[start]
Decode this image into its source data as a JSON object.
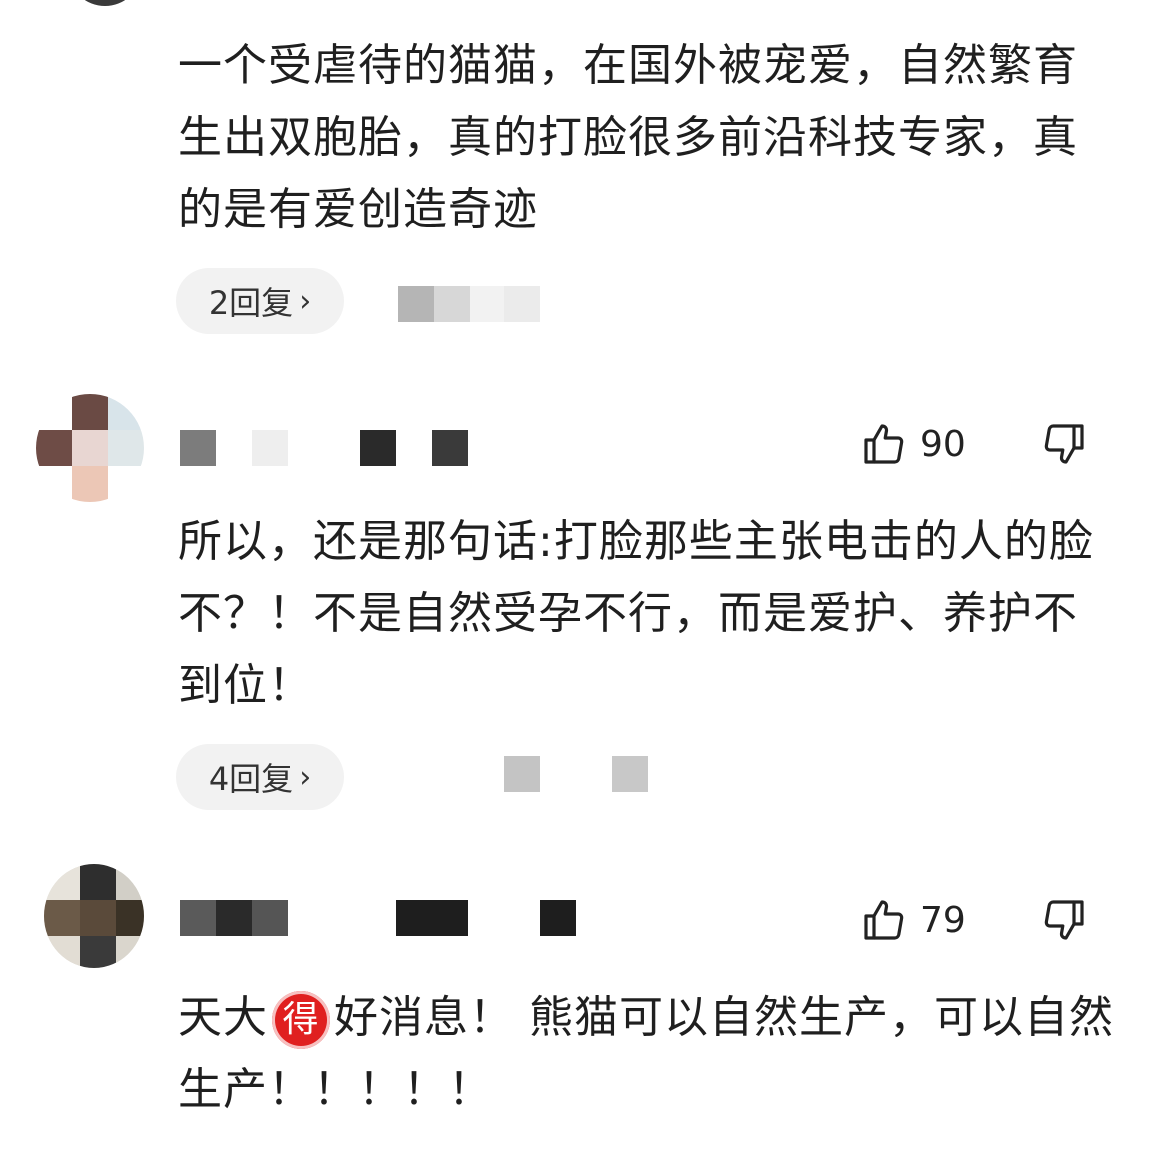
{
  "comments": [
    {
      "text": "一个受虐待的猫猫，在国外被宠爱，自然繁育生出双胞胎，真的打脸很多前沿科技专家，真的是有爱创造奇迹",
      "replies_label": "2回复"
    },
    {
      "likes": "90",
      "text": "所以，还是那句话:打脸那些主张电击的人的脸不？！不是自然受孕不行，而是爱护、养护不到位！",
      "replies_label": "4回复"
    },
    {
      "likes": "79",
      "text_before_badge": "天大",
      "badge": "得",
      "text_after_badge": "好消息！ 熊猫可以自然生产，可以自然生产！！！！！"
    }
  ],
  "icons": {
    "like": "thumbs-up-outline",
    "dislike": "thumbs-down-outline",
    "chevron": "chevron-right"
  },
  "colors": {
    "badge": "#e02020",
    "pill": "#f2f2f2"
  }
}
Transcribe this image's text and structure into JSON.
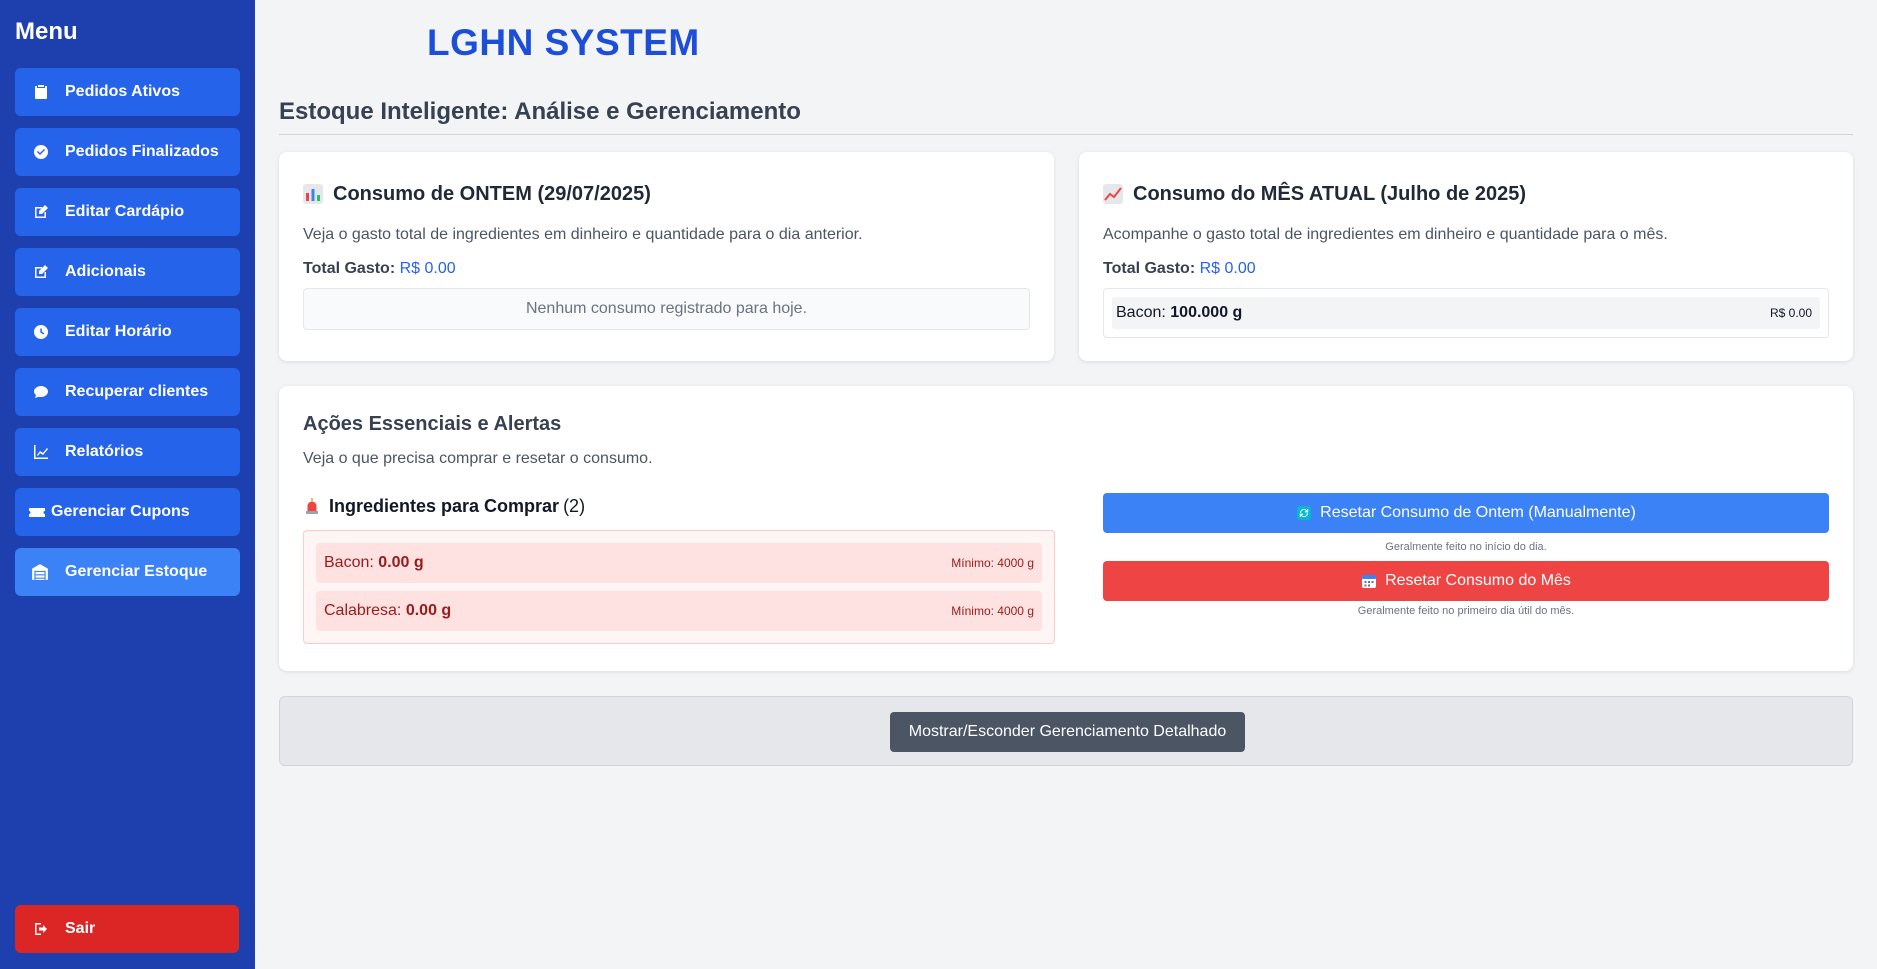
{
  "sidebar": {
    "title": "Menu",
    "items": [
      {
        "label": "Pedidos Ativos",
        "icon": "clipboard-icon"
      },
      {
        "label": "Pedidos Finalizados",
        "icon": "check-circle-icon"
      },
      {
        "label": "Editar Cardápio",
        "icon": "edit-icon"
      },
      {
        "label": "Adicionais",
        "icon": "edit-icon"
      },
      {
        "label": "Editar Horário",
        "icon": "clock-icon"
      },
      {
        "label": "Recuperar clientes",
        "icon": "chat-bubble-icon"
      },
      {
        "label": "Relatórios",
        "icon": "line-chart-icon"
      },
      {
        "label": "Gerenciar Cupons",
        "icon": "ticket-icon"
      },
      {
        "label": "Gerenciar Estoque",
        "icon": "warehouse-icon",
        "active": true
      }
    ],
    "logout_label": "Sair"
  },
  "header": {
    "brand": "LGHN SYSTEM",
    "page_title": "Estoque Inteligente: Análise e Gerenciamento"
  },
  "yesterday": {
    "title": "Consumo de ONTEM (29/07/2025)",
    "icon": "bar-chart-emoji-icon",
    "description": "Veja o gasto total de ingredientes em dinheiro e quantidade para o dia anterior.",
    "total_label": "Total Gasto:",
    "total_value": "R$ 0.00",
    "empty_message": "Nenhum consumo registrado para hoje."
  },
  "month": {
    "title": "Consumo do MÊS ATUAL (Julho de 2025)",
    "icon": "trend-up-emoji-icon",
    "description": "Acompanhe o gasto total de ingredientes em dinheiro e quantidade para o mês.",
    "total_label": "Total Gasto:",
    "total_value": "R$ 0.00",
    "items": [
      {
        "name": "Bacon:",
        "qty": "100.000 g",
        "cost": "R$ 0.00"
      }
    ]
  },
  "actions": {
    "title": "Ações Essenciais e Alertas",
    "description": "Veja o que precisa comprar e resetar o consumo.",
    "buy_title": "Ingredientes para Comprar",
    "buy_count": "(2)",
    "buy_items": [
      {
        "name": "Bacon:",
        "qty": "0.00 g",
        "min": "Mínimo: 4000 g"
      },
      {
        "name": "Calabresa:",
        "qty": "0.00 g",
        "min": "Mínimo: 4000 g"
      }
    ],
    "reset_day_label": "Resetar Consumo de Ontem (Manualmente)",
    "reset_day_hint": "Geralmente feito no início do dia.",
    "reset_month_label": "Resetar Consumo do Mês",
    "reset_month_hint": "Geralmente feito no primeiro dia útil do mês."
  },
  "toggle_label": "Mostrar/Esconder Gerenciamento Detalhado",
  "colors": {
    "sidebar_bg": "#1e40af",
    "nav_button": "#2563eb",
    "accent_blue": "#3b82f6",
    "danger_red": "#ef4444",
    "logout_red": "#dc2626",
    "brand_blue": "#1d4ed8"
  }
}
[end]
Aim of the task: Quote the preceding listing precisely and completely, omitting its images.

The output:
Decode this image into its source data as a JSON object.
{
  "comments": [
    {
      "text": "一个受虐待的猫猫，在国外被宠爱，自然繁育生出双胞胎，真的打脸很多前沿科技专家，真的是有爱创造奇迹",
      "replies_label": "2回复"
    },
    {
      "likes": "90",
      "text": "所以，还是那句话:打脸那些主张电击的人的脸不？！不是自然受孕不行，而是爱护、养护不到位！",
      "replies_label": "4回复"
    },
    {
      "likes": "79",
      "text_before_badge": "天大",
      "badge": "得",
      "text_after_badge": "好消息！ 熊猫可以自然生产，可以自然生产！！！！！"
    }
  ],
  "icons": {
    "like": "thumbs-up-outline",
    "dislike": "thumbs-down-outline",
    "chevron": "chevron-right"
  },
  "colors": {
    "badge": "#e02020",
    "pill": "#f2f2f2"
  }
}
Transcribe this image's text and structure into JSON.
{
  "sidebar": {
    "title": "Menu",
    "items": [
      {
        "label": "Pedidos Ativos",
        "icon": "clipboard-icon"
      },
      {
        "label": "Pedidos Finalizados",
        "icon": "check-circle-icon"
      },
      {
        "label": "Editar Cardápio",
        "icon": "edit-icon"
      },
      {
        "label": "Adicionais",
        "icon": "edit-icon"
      },
      {
        "label": "Editar Horário",
        "icon": "clock-icon"
      },
      {
        "label": "Recuperar clientes",
        "icon": "chat-bubble-icon"
      },
      {
        "label": "Relatórios",
        "icon": "line-chart-icon"
      },
      {
        "label": "Gerenciar Cupons",
        "icon": "ticket-icon"
      },
      {
        "label": "Gerenciar Estoque",
        "icon": "warehouse-icon",
        "active": true
      }
    ],
    "logout_label": "Sair"
  },
  "header": {
    "brand": "LGHN SYSTEM",
    "page_title": "Estoque Inteligente: Análise e Gerenciamento"
  },
  "yesterday": {
    "title": "Consumo de ONTEM (29/07/2025)",
    "icon": "bar-chart-emoji-icon",
    "description": "Veja o gasto total de ingredientes em dinheiro e quantidade para o dia anterior.",
    "total_label": "Total Gasto:",
    "total_value": "R$ 0.00",
    "empty_message": "Nenhum consumo registrado para hoje."
  },
  "month": {
    "title": "Consumo do MÊS ATUAL (Julho de 2025)",
    "icon": "trend-up-emoji-icon",
    "description": "Acompanhe o gasto total de ingredientes em dinheiro e quantidade para o mês.",
    "total_label": "Total Gasto:",
    "total_value": "R$ 0.00",
    "items": [
      {
        "name": "Bacon:",
        "qty": "100.000 g",
        "cost": "R$ 0.00"
      }
    ]
  },
  "actions": {
    "title": "Ações Essenciais e Alertas",
    "description": "Veja o que precisa comprar e resetar o consumo.",
    "buy_title": "Ingredientes para Comprar",
    "buy_count": "(2)",
    "buy_items": [
      {
        "name": "Bacon:",
        "qty": "0.00 g",
        "min": "Mínimo: 4000 g"
      },
      {
        "name": "Calabresa:",
        "qty": "0.00 g",
        "min": "Mínimo: 4000 g"
      }
    ],
    "reset_day_label": "Resetar Consumo de Ontem (Manualmente)",
    "reset_day_hint": "Geralmente feito no início do dia.",
    "reset_month_label": "Resetar Consumo do Mês",
    "reset_month_hint": "Geralmente feito no primeiro dia útil do mês."
  },
  "toggle_label": "Mostrar/Esconder Gerenciamento Detalhado",
  "colors": {
    "sidebar_bg": "#1e40af",
    "nav_button": "#2563eb",
    "accent_blue": "#3b82f6",
    "danger_red": "#ef4444",
    "logout_red": "#dc2626",
    "brand_blue": "#1d4ed8"
  }
}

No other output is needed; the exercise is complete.